Material for the task:

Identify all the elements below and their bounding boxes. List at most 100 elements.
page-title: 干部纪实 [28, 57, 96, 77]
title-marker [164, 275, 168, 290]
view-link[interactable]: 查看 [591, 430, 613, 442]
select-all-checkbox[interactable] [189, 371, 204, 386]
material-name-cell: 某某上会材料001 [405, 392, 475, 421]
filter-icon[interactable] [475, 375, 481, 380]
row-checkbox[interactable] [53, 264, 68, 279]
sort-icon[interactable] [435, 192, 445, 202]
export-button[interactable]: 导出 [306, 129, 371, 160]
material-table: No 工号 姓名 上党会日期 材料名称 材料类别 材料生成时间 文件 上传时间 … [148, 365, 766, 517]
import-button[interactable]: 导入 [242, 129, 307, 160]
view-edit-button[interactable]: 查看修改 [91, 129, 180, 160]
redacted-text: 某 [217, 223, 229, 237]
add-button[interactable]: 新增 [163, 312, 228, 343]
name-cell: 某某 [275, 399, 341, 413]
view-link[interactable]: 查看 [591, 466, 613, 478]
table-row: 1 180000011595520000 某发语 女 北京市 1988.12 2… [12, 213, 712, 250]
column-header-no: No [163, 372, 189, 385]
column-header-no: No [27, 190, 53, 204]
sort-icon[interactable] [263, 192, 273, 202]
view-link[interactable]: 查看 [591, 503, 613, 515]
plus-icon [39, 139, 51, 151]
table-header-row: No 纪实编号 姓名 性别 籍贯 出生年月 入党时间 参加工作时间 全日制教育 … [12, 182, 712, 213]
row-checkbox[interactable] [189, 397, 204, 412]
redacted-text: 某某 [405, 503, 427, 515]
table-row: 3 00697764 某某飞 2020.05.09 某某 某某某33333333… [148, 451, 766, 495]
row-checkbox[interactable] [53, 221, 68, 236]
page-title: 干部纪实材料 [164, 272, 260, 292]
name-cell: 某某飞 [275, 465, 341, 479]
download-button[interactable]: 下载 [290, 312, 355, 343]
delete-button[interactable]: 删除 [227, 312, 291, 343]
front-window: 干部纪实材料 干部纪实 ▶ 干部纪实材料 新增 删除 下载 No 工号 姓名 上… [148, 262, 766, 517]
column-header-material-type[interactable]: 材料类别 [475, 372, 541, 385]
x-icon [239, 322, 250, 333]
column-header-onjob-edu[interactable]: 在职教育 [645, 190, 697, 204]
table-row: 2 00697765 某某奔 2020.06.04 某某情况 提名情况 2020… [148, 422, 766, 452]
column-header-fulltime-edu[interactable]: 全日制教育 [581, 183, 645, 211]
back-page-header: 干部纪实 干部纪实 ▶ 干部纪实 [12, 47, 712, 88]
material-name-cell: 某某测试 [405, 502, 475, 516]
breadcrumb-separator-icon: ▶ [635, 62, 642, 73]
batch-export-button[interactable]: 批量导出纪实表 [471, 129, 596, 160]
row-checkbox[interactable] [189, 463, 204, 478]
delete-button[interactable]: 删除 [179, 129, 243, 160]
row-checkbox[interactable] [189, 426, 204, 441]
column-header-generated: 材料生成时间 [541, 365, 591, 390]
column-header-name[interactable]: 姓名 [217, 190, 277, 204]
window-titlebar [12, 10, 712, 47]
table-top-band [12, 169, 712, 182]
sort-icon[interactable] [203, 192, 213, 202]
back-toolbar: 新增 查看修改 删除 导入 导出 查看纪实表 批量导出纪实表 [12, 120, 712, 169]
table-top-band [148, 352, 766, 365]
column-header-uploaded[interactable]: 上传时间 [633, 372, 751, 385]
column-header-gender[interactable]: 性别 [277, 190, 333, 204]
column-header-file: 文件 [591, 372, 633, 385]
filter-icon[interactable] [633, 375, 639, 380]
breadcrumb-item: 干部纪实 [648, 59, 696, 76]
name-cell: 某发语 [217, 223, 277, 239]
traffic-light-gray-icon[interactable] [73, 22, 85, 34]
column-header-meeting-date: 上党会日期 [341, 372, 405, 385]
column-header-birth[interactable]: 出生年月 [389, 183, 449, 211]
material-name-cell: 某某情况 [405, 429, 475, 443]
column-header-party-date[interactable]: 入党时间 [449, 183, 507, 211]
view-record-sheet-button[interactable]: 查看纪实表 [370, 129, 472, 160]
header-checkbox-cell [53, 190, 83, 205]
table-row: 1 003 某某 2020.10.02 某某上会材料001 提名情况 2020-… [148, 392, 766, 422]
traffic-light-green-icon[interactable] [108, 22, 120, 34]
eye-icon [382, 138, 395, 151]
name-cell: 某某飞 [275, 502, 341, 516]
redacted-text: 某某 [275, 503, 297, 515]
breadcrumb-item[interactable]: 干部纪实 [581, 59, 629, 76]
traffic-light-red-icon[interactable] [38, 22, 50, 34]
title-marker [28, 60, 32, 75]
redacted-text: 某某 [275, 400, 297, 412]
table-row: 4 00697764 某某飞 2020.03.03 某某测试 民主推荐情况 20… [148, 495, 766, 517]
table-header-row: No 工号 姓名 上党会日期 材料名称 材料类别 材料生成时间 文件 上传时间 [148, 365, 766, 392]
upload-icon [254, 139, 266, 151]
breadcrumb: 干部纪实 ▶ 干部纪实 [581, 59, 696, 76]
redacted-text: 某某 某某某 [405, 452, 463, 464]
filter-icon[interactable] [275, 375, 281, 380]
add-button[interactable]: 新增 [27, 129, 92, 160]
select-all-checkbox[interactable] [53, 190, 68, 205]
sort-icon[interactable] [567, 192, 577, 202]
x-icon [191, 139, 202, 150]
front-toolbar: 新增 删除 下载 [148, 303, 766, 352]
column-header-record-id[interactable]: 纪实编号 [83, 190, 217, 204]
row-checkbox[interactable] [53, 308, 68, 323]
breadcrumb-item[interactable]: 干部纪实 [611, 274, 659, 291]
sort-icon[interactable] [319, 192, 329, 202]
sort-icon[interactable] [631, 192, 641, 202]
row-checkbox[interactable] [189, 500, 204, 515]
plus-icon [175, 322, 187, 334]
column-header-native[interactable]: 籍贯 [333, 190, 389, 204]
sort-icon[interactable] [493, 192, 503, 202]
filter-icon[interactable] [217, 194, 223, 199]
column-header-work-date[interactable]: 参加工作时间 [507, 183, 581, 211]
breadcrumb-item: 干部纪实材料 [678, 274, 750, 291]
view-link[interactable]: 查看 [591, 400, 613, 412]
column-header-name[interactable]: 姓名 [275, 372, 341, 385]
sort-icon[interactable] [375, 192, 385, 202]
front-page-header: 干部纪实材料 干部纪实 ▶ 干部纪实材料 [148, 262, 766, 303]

What this task involves:
Give the records above again, with every "sort-icon" replaced by "sort-arrow" and everything else left unchanged.

Result of the exercise:
Identify all the elements below and their bounding boxes. List at most 100 elements.
page-title: 干部纪实 [28, 57, 96, 77]
title-marker [164, 275, 168, 290]
view-link[interactable]: 查看 [591, 430, 613, 442]
select-all-checkbox[interactable] [189, 371, 204, 386]
material-name-cell: 某某上会材料001 [405, 392, 475, 421]
filter-icon[interactable] [475, 375, 481, 380]
row-checkbox[interactable] [53, 264, 68, 279]
sort-arrow[interactable] [435, 192, 445, 202]
export-button[interactable]: 导出 [306, 129, 371, 160]
material-table: No 工号 姓名 上党会日期 材料名称 材料类别 材料生成时间 文件 上传时间 … [148, 365, 766, 517]
import-button[interactable]: 导入 [242, 129, 307, 160]
view-edit-button[interactable]: 查看修改 [91, 129, 180, 160]
redacted-text: 某 [217, 223, 229, 237]
add-button[interactable]: 新增 [163, 312, 228, 343]
name-cell: 某某 [275, 399, 341, 413]
view-link[interactable]: 查看 [591, 466, 613, 478]
table-row: 1 180000011595520000 某发语 女 北京市 1988.12 2… [12, 213, 712, 250]
column-header-no: No [163, 372, 189, 385]
column-header-no: No [27, 190, 53, 204]
sort-arrow[interactable] [263, 192, 273, 202]
view-link[interactable]: 查看 [591, 503, 613, 515]
plus-icon [39, 139, 51, 151]
table-header-row: No 纪实编号 姓名 性别 籍贯 出生年月 入党时间 参加工作时间 全日制教育 … [12, 182, 712, 213]
row-checkbox[interactable] [189, 397, 204, 412]
redacted-text: 某某 [405, 503, 427, 515]
table-row: 3 00697764 某某飞 2020.05.09 某某 某某某33333333… [148, 451, 766, 495]
row-checkbox[interactable] [53, 221, 68, 236]
page-title: 干部纪实材料 [164, 272, 260, 292]
name-cell: 某某飞 [275, 465, 341, 479]
download-button[interactable]: 下载 [290, 312, 355, 343]
delete-button[interactable]: 删除 [227, 312, 291, 343]
front-window: 干部纪实材料 干部纪实 ▶ 干部纪实材料 新增 删除 下载 No 工号 姓名 上… [148, 262, 766, 517]
column-header-material-type[interactable]: 材料类别 [475, 372, 541, 385]
x-icon [239, 322, 250, 333]
column-header-onjob-edu[interactable]: 在职教育 [645, 190, 697, 204]
table-row: 2 00697765 某某奔 2020.06.04 某某情况 提名情况 2020… [148, 422, 766, 452]
column-header-fulltime-edu[interactable]: 全日制教育 [581, 183, 645, 211]
back-page-header: 干部纪实 干部纪实 ▶ 干部纪实 [12, 47, 712, 88]
material-name-cell: 某某测试 [405, 502, 475, 516]
breadcrumb-separator-icon: ▶ [635, 62, 642, 73]
batch-export-button[interactable]: 批量导出纪实表 [471, 129, 596, 160]
row-checkbox[interactable] [189, 463, 204, 478]
delete-button[interactable]: 删除 [179, 129, 243, 160]
row-checkbox[interactable] [189, 426, 204, 441]
column-header-generated: 材料生成时间 [541, 365, 591, 390]
column-header-name[interactable]: 姓名 [217, 190, 277, 204]
window-titlebar [12, 10, 712, 47]
table-top-band [12, 169, 712, 182]
sort-arrow[interactable] [203, 192, 213, 202]
back-toolbar: 新增 查看修改 删除 导入 导出 查看纪实表 批量导出纪实表 [12, 120, 712, 169]
table-top-band [148, 352, 766, 365]
column-header-uploaded[interactable]: 上传时间 [633, 372, 751, 385]
column-header-gender[interactable]: 性别 [277, 190, 333, 204]
column-header-file: 文件 [591, 372, 633, 385]
filter-icon[interactable] [633, 375, 639, 380]
breadcrumb-item: 干部纪实 [648, 59, 696, 76]
name-cell: 某发语 [217, 223, 277, 239]
traffic-light-gray-icon[interactable] [73, 22, 85, 34]
column-header-meeting-date: 上党会日期 [341, 372, 405, 385]
column-header-birth[interactable]: 出生年月 [389, 183, 449, 211]
material-name-cell: 某某情况 [405, 429, 475, 443]
column-header-party-date[interactable]: 入党时间 [449, 183, 507, 211]
view-record-sheet-button[interactable]: 查看纪实表 [370, 129, 472, 160]
header-checkbox-cell [53, 190, 83, 205]
table-row: 1 003 某某 2020.10.02 某某上会材料001 提名情况 2020-… [148, 392, 766, 422]
traffic-light-green-icon[interactable] [108, 22, 120, 34]
eye-icon [382, 138, 395, 151]
name-cell: 某某飞 [275, 502, 341, 516]
redacted-text: 某某 [275, 503, 297, 515]
breadcrumb-item[interactable]: 干部纪实 [581, 59, 629, 76]
traffic-light-red-icon[interactable] [38, 22, 50, 34]
title-marker [28, 60, 32, 75]
redacted-text: 某某 [275, 400, 297, 412]
table-row: 4 00697764 某某飞 2020.03.03 某某测试 民主推荐情况 20… [148, 495, 766, 517]
table-header-row: No 工号 姓名 上党会日期 材料名称 材料类别 材料生成时间 文件 上传时间 [148, 365, 766, 392]
upload-icon [254, 139, 266, 151]
breadcrumb: 干部纪实 ▶ 干部纪实 [581, 59, 696, 76]
redacted-text: 某某 某某某 [405, 452, 463, 464]
filter-icon[interactable] [275, 375, 281, 380]
add-button[interactable]: 新增 [27, 129, 92, 160]
select-all-checkbox[interactable] [53, 190, 68, 205]
sort-arrow[interactable] [567, 192, 577, 202]
x-icon [191, 139, 202, 150]
front-toolbar: 新增 删除 下载 [148, 303, 766, 352]
column-header-record-id[interactable]: 纪实编号 [83, 190, 217, 204]
row-checkbox[interactable] [53, 308, 68, 323]
breadcrumb-item[interactable]: 干部纪实 [611, 274, 659, 291]
sort-arrow[interactable] [319, 192, 329, 202]
sort-arrow[interactable] [631, 192, 641, 202]
row-checkbox[interactable] [189, 500, 204, 515]
plus-icon [175, 322, 187, 334]
column-header-native[interactable]: 籍贯 [333, 190, 389, 204]
sort-arrow[interactable] [493, 192, 503, 202]
filter-icon[interactable] [217, 194, 223, 199]
column-header-work-date[interactable]: 参加工作时间 [507, 183, 581, 211]
breadcrumb-item: 干部纪实材料 [678, 274, 750, 291]
view-link[interactable]: 查看 [591, 400, 613, 412]
column-header-name[interactable]: 姓名 [275, 372, 341, 385]
sort-arrow[interactable] [375, 192, 385, 202]
front-page-header: 干部纪实材料 干部纪实 ▶ 干部纪实材料 [148, 262, 766, 303]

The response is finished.